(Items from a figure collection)
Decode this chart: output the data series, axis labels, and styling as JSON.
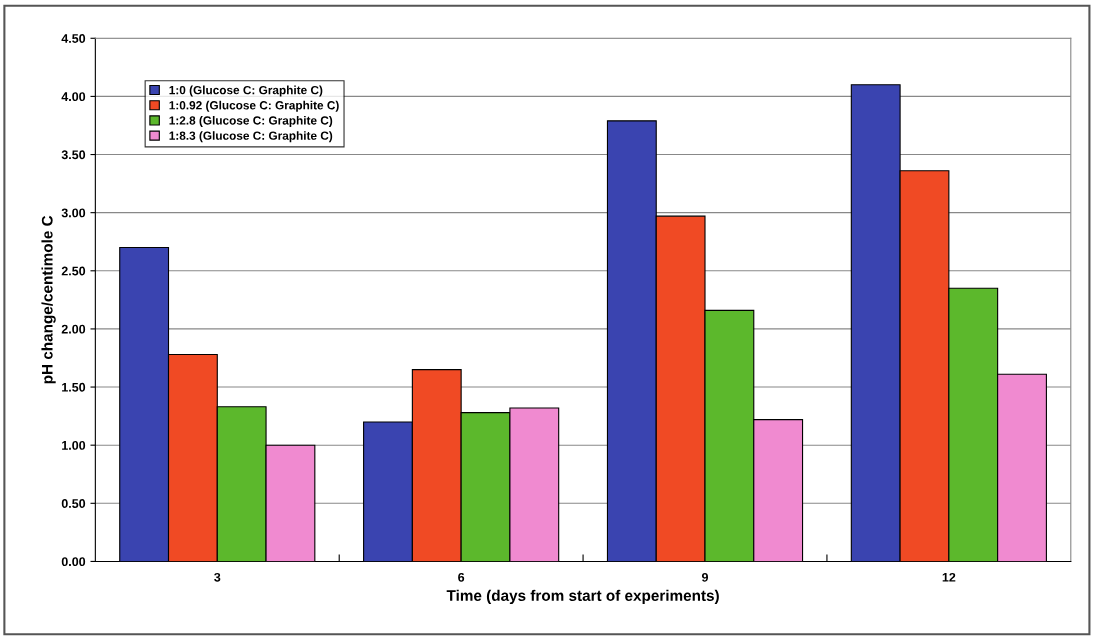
{
  "chart_data": {
    "type": "bar",
    "xlabel": "Time (days from start of experiments)",
    "ylabel": "pH change/centimole C",
    "categories": [
      "3",
      "6",
      "9",
      "12"
    ],
    "series": [
      {
        "name": "1:0 (Glucose C: Graphite C)",
        "color": "#3a44b0",
        "values": [
          2.7,
          1.2,
          3.79,
          4.1
        ]
      },
      {
        "name": "1:0.92 (Glucose C: Graphite C)",
        "color": "#f04a24",
        "values": [
          1.78,
          1.65,
          2.97,
          3.36
        ]
      },
      {
        "name": "1:2.8 (Glucose C: Graphite C)",
        "color": "#5cb82c",
        "values": [
          1.33,
          1.28,
          2.16,
          2.35
        ]
      },
      {
        "name": "1:8.3 (Glucose C: Graphite C)",
        "color": "#f08ad0",
        "values": [
          1.0,
          1.32,
          1.22,
          1.61
        ]
      }
    ],
    "ylim": [
      0,
      4.5
    ],
    "yticks": [
      {
        "value": 0,
        "label": "0.00"
      },
      {
        "value": 0.5,
        "label": "0.50"
      },
      {
        "value": 1,
        "label": "1.00"
      },
      {
        "value": 1.5,
        "label": "1.50"
      },
      {
        "value": 2,
        "label": "2.00"
      },
      {
        "value": 2.5,
        "label": "2.50"
      },
      {
        "value": 3,
        "label": "3.00"
      },
      {
        "value": 3.5,
        "label": "3.50"
      },
      {
        "value": 4,
        "label": "4.00"
      },
      {
        "value": 4.5,
        "label": "4.50"
      }
    ],
    "grid": "y",
    "legend": "top left"
  }
}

### [Task brief]
Go over the entries above and say how many lines hold the string "Graphite", with no other text.

### [Solution to this exercise]
4